Element bounding box annotations:

— begin —

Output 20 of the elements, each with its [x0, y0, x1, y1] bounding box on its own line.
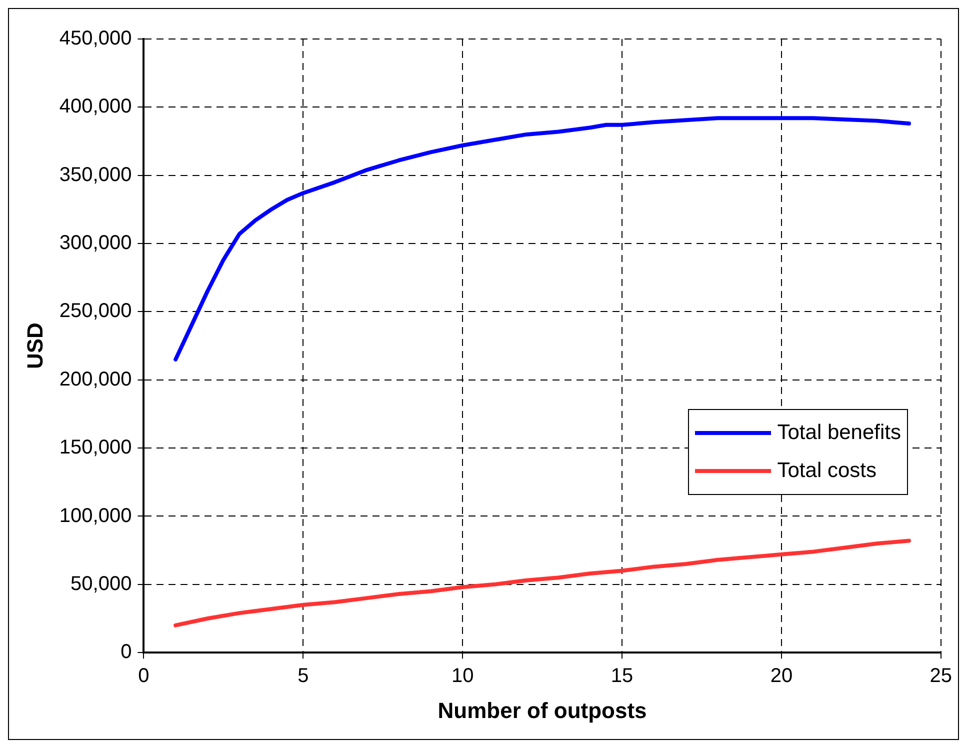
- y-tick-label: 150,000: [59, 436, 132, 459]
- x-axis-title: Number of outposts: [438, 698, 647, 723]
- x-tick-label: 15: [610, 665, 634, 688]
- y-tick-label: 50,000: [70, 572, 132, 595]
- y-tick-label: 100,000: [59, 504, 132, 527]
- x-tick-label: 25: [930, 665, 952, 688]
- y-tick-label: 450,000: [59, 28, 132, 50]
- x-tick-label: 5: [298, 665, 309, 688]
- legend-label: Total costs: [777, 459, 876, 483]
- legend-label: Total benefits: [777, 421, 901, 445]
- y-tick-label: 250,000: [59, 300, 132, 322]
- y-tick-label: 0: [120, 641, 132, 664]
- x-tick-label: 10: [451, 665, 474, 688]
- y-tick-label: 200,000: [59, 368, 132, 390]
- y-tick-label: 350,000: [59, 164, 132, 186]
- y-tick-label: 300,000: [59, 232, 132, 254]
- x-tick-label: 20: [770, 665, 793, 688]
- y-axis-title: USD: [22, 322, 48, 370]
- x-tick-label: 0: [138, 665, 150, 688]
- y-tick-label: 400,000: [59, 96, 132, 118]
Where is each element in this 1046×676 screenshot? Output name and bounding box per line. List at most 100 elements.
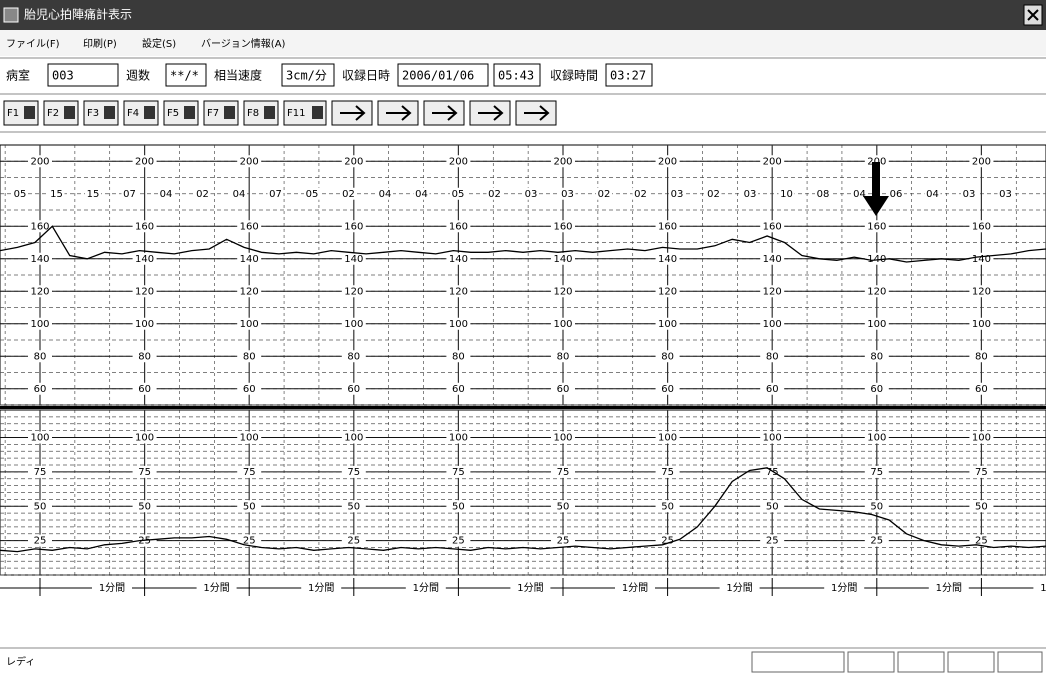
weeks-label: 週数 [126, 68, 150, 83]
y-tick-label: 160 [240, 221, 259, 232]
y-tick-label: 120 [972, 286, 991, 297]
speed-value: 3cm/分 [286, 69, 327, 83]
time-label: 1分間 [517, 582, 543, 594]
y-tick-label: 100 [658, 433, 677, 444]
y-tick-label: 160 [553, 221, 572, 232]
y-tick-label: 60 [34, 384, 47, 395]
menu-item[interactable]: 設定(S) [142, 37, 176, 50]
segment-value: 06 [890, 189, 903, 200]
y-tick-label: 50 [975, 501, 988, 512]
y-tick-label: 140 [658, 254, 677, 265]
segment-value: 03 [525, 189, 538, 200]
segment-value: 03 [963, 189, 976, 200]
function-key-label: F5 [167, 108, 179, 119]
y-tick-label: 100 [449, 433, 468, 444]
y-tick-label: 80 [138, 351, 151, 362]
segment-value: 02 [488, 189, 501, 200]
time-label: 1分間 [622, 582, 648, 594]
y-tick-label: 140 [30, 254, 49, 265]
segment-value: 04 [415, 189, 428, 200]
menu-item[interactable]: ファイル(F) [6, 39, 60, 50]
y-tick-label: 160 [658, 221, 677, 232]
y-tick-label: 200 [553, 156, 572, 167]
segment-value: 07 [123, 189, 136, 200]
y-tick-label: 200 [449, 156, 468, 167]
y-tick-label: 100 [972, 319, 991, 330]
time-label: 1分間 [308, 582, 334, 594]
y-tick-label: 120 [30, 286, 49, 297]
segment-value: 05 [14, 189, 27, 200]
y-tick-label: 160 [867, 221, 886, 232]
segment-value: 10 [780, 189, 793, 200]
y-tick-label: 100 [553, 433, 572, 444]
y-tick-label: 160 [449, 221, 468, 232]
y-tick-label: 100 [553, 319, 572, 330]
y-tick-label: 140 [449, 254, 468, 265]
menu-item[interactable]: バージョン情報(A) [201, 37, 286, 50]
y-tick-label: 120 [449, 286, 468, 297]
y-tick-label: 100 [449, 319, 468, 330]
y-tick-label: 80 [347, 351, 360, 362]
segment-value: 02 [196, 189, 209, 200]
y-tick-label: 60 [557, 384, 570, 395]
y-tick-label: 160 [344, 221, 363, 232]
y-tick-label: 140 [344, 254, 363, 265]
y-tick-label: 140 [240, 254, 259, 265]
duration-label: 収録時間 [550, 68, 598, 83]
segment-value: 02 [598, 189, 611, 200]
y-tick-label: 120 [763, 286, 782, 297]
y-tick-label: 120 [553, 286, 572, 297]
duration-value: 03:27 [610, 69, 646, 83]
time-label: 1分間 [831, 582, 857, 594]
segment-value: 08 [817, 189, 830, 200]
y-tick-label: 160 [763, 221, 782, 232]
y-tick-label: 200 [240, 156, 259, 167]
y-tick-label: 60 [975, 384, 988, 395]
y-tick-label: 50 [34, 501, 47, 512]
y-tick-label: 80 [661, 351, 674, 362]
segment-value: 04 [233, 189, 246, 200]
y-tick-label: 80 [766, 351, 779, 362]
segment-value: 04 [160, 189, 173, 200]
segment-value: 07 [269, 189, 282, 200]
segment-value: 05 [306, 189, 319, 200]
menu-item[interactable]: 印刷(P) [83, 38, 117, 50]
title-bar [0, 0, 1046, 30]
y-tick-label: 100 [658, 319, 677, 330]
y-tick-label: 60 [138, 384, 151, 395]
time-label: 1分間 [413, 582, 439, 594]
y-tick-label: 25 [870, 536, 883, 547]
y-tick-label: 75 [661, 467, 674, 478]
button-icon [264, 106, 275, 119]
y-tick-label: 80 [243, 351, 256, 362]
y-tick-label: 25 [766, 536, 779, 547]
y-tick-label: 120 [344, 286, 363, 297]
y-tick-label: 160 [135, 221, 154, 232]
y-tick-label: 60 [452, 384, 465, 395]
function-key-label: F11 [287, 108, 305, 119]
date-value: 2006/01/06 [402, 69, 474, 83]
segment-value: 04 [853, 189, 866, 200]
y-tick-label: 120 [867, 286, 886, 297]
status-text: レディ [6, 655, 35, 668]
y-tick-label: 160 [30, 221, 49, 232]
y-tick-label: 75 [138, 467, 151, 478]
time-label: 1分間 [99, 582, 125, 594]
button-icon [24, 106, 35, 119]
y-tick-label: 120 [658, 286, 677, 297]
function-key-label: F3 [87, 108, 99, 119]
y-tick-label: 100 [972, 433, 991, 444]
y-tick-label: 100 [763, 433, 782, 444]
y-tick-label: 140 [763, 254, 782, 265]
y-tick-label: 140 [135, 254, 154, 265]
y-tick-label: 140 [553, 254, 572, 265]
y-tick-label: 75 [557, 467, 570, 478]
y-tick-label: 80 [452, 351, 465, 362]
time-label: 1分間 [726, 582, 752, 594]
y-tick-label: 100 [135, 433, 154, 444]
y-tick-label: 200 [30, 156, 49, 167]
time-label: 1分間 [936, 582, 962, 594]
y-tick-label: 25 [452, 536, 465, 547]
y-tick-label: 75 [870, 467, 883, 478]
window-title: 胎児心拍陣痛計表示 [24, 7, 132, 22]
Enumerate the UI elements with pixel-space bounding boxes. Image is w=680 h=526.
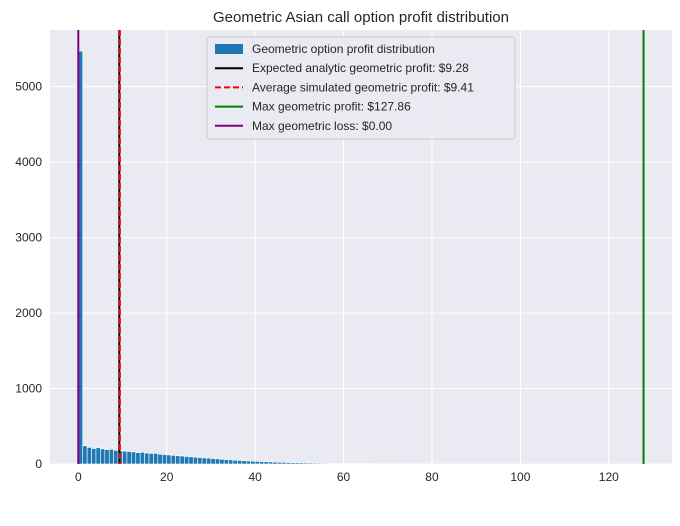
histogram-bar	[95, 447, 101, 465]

— end —

* **AIM OF THE EXERCISE**: Please extract every line of the items above, reproducing each one character for character and leaving out the pictures.

* **EXPECTED OUTPUT**:
Output 20 of the elements, each with its [x0, y0, x1, y1] bounding box on its own line.
- y-tick-label: 150,000: [59, 436, 132, 459]
- x-axis-title: Number of outposts: [438, 698, 647, 723]
- x-tick-label: 15: [610, 665, 634, 688]
- y-tick-label: 50,000: [70, 572, 132, 595]
- y-tick-label: 100,000: [59, 504, 132, 527]
- x-tick-label: 25: [930, 665, 952, 688]
- y-tick-label: 450,000: [59, 28, 132, 50]
- x-tick-label: 5: [298, 665, 309, 688]
- legend-label: Total costs: [777, 459, 876, 483]
- legend-label: Total benefits: [777, 421, 901, 445]
- y-tick-label: 250,000: [59, 300, 132, 322]
- y-tick-label: 0: [120, 641, 132, 664]
- x-tick-label: 10: [451, 665, 474, 688]
- y-tick-label: 200,000: [59, 368, 132, 390]
- y-tick-label: 350,000: [59, 164, 132, 186]
- y-tick-label: 300,000: [59, 232, 132, 254]
- x-tick-label: 20: [770, 665, 793, 688]
- y-axis-title: USD: [22, 322, 48, 370]
- x-tick-label: 0: [138, 665, 150, 688]
- y-tick-label: 400,000: [59, 96, 132, 118]
Where is each element in this 1046×676 screenshot? Output name and bounding box per line. List at most 100 elements.
weeks-label: 週数 [126, 68, 150, 83]
y-tick-label: 160 [240, 221, 259, 232]
y-tick-label: 120 [972, 286, 991, 297]
speed-value: 3cm/分 [286, 69, 327, 83]
time-label: 1分間 [517, 582, 543, 594]
y-tick-label: 100 [658, 433, 677, 444]
y-tick-label: 160 [553, 221, 572, 232]
y-tick-label: 60 [34, 384, 47, 395]
menu-item[interactable]: 設定(S) [142, 37, 176, 50]
segment-value: 06 [890, 189, 903, 200]
y-tick-label: 50 [975, 501, 988, 512]
y-tick-label: 140 [658, 254, 677, 265]
segment-value: 03 [525, 189, 538, 200]
segment-value: 03 [963, 189, 976, 200]
function-key-label: F5 [167, 108, 179, 119]
y-tick-label: 100 [449, 433, 468, 444]
y-tick-label: 80 [138, 351, 151, 362]
segment-value: 02 [488, 189, 501, 200]
time-label: 1分間 [622, 582, 648, 594]
y-tick-label: 140 [30, 254, 49, 265]
segment-value: 04 [415, 189, 428, 200]
menu-item[interactable]: ファイル(F) [6, 39, 60, 50]
y-tick-label: 160 [658, 221, 677, 232]
y-tick-label: 200 [553, 156, 572, 167]
segment-value: 07 [123, 189, 136, 200]
y-tick-label: 200 [449, 156, 468, 167]
y-tick-label: 100 [972, 319, 991, 330]
time-label: 1分間 [308, 582, 334, 594]
y-tick-label: 120 [30, 286, 49, 297]
segment-value: 05 [14, 189, 27, 200]
y-tick-label: 160 [867, 221, 886, 232]
segment-value: 10 [780, 189, 793, 200]
y-tick-label: 100 [553, 433, 572, 444]
y-tick-label: 160 [449, 221, 468, 232]
y-tick-label: 100 [553, 319, 572, 330]
y-tick-label: 140 [449, 254, 468, 265]
menu-item[interactable]: バージョン情報(A) [201, 37, 286, 50]
y-tick-label: 120 [449, 286, 468, 297]
y-tick-label: 100 [449, 319, 468, 330]
y-tick-label: 80 [347, 351, 360, 362]
segment-value: 02 [196, 189, 209, 200]
y-tick-label: 60 [557, 384, 570, 395]
y-tick-label: 160 [344, 221, 363, 232]
y-tick-label: 140 [344, 254, 363, 265]
y-tick-label: 140 [240, 254, 259, 265]
duration-label: 収録時間 [550, 68, 598, 83]
segment-value: 02 [598, 189, 611, 200]
y-tick-label: 120 [763, 286, 782, 297]
y-tick-label: 120 [553, 286, 572, 297]
duration-value: 03:27 [610, 69, 646, 83]
time-label: 1分間 [831, 582, 857, 594]
segment-value: 08 [817, 189, 830, 200]
y-tick-label: 160 [763, 221, 782, 232]
y-tick-label: 200 [240, 156, 259, 167]
y-tick-label: 60 [975, 384, 988, 395]
y-tick-label: 50 [34, 501, 47, 512]
y-tick-label: 80 [661, 351, 674, 362]
segment-value: 04 [233, 189, 246, 200]
y-tick-label: 80 [766, 351, 779, 362]
segment-value: 04 [160, 189, 173, 200]
segment-value: 07 [269, 189, 282, 200]
segment-value: 05 [306, 189, 319, 200]
menu-item[interactable]: 印刷(P) [83, 38, 117, 50]
title-bar [0, 0, 1046, 30]
y-tick-label: 100 [658, 319, 677, 330]
y-tick-label: 60 [138, 384, 151, 395]
time-label: 1分間 [413, 582, 439, 594]
y-tick-label: 25 [870, 536, 883, 547]
y-tick-label: 75 [661, 467, 674, 478]
button-icon [264, 106, 275, 119]
y-tick-label: 80 [243, 351, 256, 362]
y-tick-label: 25 [766, 536, 779, 547]
y-tick-label: 120 [344, 286, 363, 297]
y-tick-label: 160 [135, 221, 154, 232]
y-tick-label: 60 [452, 384, 465, 395]
function-key-label: F11 [287, 108, 305, 119]
date-value: 2006/01/06 [402, 69, 474, 83]
segment-value: 04 [853, 189, 866, 200]
y-tick-label: 120 [867, 286, 886, 297]
status-text: レディ [6, 655, 35, 668]
y-tick-label: 160 [30, 221, 49, 232]
y-tick-label: 75 [138, 467, 151, 478]
time-label: 1分間 [99, 582, 125, 594]
button-icon [24, 106, 35, 119]
y-tick-label: 120 [658, 286, 677, 297]
function-key-label: F3 [87, 108, 99, 119]
y-tick-label: 100 [972, 433, 991, 444]
y-tick-label: 100 [763, 433, 782, 444]
y-tick-label: 140 [763, 254, 782, 265]
y-tick-label: 140 [135, 254, 154, 265]
y-tick-label: 140 [553, 254, 572, 265]
y-tick-label: 75 [557, 467, 570, 478]
y-tick-label: 80 [452, 351, 465, 362]
time-label: 1分間 [726, 582, 752, 594]
y-tick-label: 100 [135, 433, 154, 444]
y-tick-label: 200 [30, 156, 49, 167]
time-label: 1分間 [936, 582, 962, 594]
y-tick-label: 25 [452, 536, 465, 547]
y-tick-label: 75 [870, 467, 883, 478]
window-title: 胎児心拍陣痛計表示 [24, 7, 132, 22]
Enumerate the UI elements with pixel-space bounding boxes. Image is w=680 h=526.
histogram-bar	[95, 447, 101, 465]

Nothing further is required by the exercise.